In your copy, reproduce the entries exactly as they are, minus the images.

> **Exercise material**
# # # # #
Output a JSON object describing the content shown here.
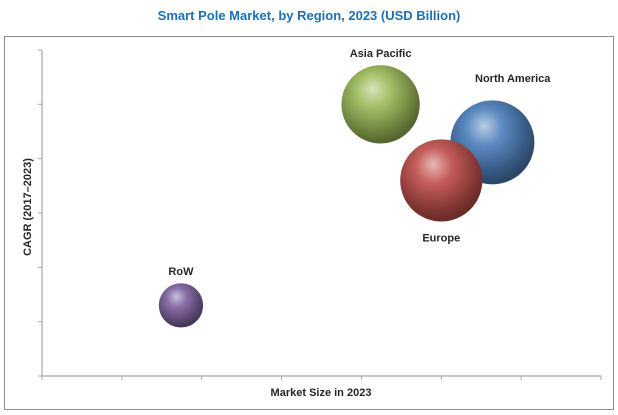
{
  "chart_data": {
    "type": "bubble",
    "title": "Smart Pole Market, by Region, 2023 (USD Billion)",
    "xlabel": "Market Size in 2023",
    "ylabel": "CAGR (2017–2023)",
    "xlim": [
      0,
      7
    ],
    "ylim": [
      0,
      6
    ],
    "x_ticks_count": 8,
    "y_ticks_count": 7,
    "tick_labels_shown": false,
    "grid": false,
    "legend": "none",
    "series": [
      {
        "name": "Asia Pacific",
        "x": 4.24,
        "y": 5.0,
        "size": 1.0,
        "color": "#9bbb59",
        "label_position": "top"
      },
      {
        "name": "North America",
        "x": 5.64,
        "y": 4.3,
        "size": 1.15,
        "color": "#4f81bd",
        "label_position": "top-right"
      },
      {
        "name": "Europe",
        "x": 5.0,
        "y": 3.6,
        "size": 1.1,
        "color": "#c0504d",
        "label_position": "bottom"
      },
      {
        "name": "RoW",
        "x": 1.74,
        "y": 1.3,
        "size": 0.32,
        "color": "#8064a2",
        "label_position": "top"
      }
    ]
  }
}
# # # # #
> **Task result**
Output a JSON object describing the content shown here.
{
  "chart_data": {
    "type": "bubble",
    "title": "Smart Pole Market, by Region, 2023 (USD Billion)",
    "xlabel": "Market Size in 2023",
    "ylabel": "CAGR (2017–2023)",
    "xlim": [
      0,
      7
    ],
    "ylim": [
      0,
      6
    ],
    "x_ticks_count": 8,
    "y_ticks_count": 7,
    "tick_labels_shown": false,
    "grid": false,
    "legend": "none",
    "series": [
      {
        "name": "Asia Pacific",
        "x": 4.24,
        "y": 5.0,
        "size": 1.0,
        "color": "#9bbb59",
        "label_position": "top"
      },
      {
        "name": "North America",
        "x": 5.64,
        "y": 4.3,
        "size": 1.15,
        "color": "#4f81bd",
        "label_position": "top-right"
      },
      {
        "name": "Europe",
        "x": 5.0,
        "y": 3.6,
        "size": 1.1,
        "color": "#c0504d",
        "label_position": "bottom"
      },
      {
        "name": "RoW",
        "x": 1.74,
        "y": 1.3,
        "size": 0.32,
        "color": "#8064a2",
        "label_position": "top"
      }
    ]
  }
}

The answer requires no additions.